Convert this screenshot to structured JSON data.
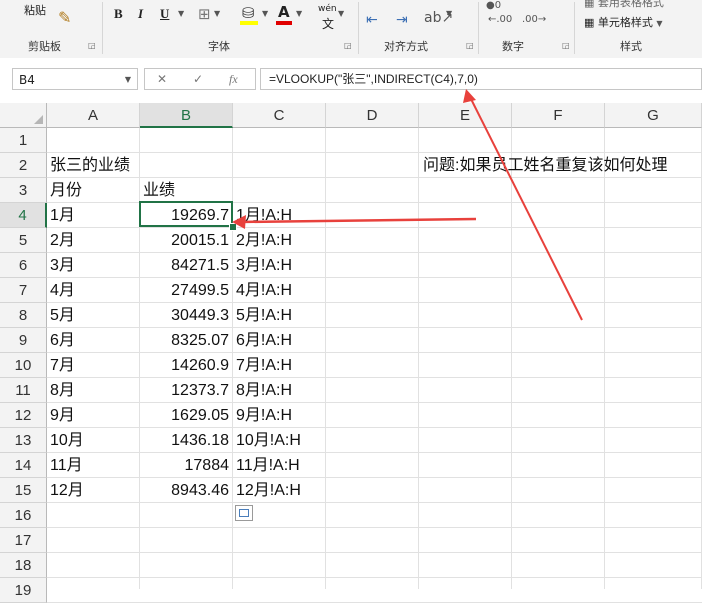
{
  "ribbon": {
    "paste_label": "粘贴",
    "clipboard_label": "剪贴板",
    "font_label": "字体",
    "align_label": "对齐方式",
    "number_label": "数字",
    "styles_label": "样式",
    "font_buttons": [
      "B",
      "I",
      "U"
    ],
    "phonetic_label": "wén",
    "cell_styles_label": "单元格样式",
    "table_format_label": "套用表格格式"
  },
  "formula_bar": {
    "name_box": "B4",
    "formula": "=VLOOKUP(\"张三\",INDIRECT(C4),7,0)",
    "cancel_icon": "✕",
    "enter_icon": "✓",
    "fx_label": "fx"
  },
  "columns": [
    "A",
    "B",
    "C",
    "D",
    "E",
    "F",
    "G"
  ],
  "rows": [
    "1",
    "2",
    "3",
    "4",
    "5",
    "6",
    "7",
    "8",
    "9",
    "10",
    "11",
    "12",
    "13",
    "14",
    "15",
    "16",
    "17",
    "18",
    "19"
  ],
  "sheet": {
    "title": "张三的业绩",
    "question": "问题:如果员工姓名重复该如何处理",
    "header_month": "月份",
    "header_perf": "业绩",
    "records": [
      {
        "month": "1月",
        "value": "19269.7",
        "ref": "1月!A:H"
      },
      {
        "month": "2月",
        "value": "20015.1",
        "ref": "2月!A:H"
      },
      {
        "month": "3月",
        "value": "84271.5",
        "ref": "3月!A:H"
      },
      {
        "month": "4月",
        "value": "27499.5",
        "ref": "4月!A:H"
      },
      {
        "month": "5月",
        "value": "30449.3",
        "ref": "5月!A:H"
      },
      {
        "month": "6月",
        "value": "8325.07",
        "ref": "6月!A:H"
      },
      {
        "month": "7月",
        "value": "14260.9",
        "ref": "7月!A:H"
      },
      {
        "month": "8月",
        "value": "12373.7",
        "ref": "8月!A:H"
      },
      {
        "month": "9月",
        "value": "1629.05",
        "ref": "9月!A:H"
      },
      {
        "month": "10月",
        "value": "1436.18",
        "ref": "10月!A:H"
      },
      {
        "month": "11月",
        "value": "17884",
        "ref": "11月!A:H"
      },
      {
        "month": "12月",
        "value": "8943.46",
        "ref": "12月!A:H"
      }
    ]
  },
  "colors": {
    "accent": "#217346",
    "annotation": "#e8413c"
  }
}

•••

Task instructions
Every line above should be returned word for word, with the pictures left behind.

Written response
Convert this screenshot to structured JSON data.
{
  "ribbon": {
    "paste_label": "粘贴",
    "clipboard_label": "剪贴板",
    "font_label": "字体",
    "align_label": "对齐方式",
    "number_label": "数字",
    "styles_label": "样式",
    "font_buttons": [
      "B",
      "I",
      "U"
    ],
    "phonetic_label": "wén",
    "cell_styles_label": "单元格样式",
    "table_format_label": "套用表格格式"
  },
  "formula_bar": {
    "name_box": "B4",
    "formula": "=VLOOKUP(\"张三\",INDIRECT(C4),7,0)",
    "cancel_icon": "✕",
    "enter_icon": "✓",
    "fx_label": "fx"
  },
  "columns": [
    "A",
    "B",
    "C",
    "D",
    "E",
    "F",
    "G"
  ],
  "rows": [
    "1",
    "2",
    "3",
    "4",
    "5",
    "6",
    "7",
    "8",
    "9",
    "10",
    "11",
    "12",
    "13",
    "14",
    "15",
    "16",
    "17",
    "18",
    "19"
  ],
  "sheet": {
    "title": "张三的业绩",
    "question": "问题:如果员工姓名重复该如何处理",
    "header_month": "月份",
    "header_perf": "业绩",
    "records": [
      {
        "month": "1月",
        "value": "19269.7",
        "ref": "1月!A:H"
      },
      {
        "month": "2月",
        "value": "20015.1",
        "ref": "2月!A:H"
      },
      {
        "month": "3月",
        "value": "84271.5",
        "ref": "3月!A:H"
      },
      {
        "month": "4月",
        "value": "27499.5",
        "ref": "4月!A:H"
      },
      {
        "month": "5月",
        "value": "30449.3",
        "ref": "5月!A:H"
      },
      {
        "month": "6月",
        "value": "8325.07",
        "ref": "6月!A:H"
      },
      {
        "month": "7月",
        "value": "14260.9",
        "ref": "7月!A:H"
      },
      {
        "month": "8月",
        "value": "12373.7",
        "ref": "8月!A:H"
      },
      {
        "month": "9月",
        "value": "1629.05",
        "ref": "9月!A:H"
      },
      {
        "month": "10月",
        "value": "1436.18",
        "ref": "10月!A:H"
      },
      {
        "month": "11月",
        "value": "17884",
        "ref": "11月!A:H"
      },
      {
        "month": "12月",
        "value": "8943.46",
        "ref": "12月!A:H"
      }
    ]
  },
  "colors": {
    "accent": "#217346",
    "annotation": "#e8413c"
  }
}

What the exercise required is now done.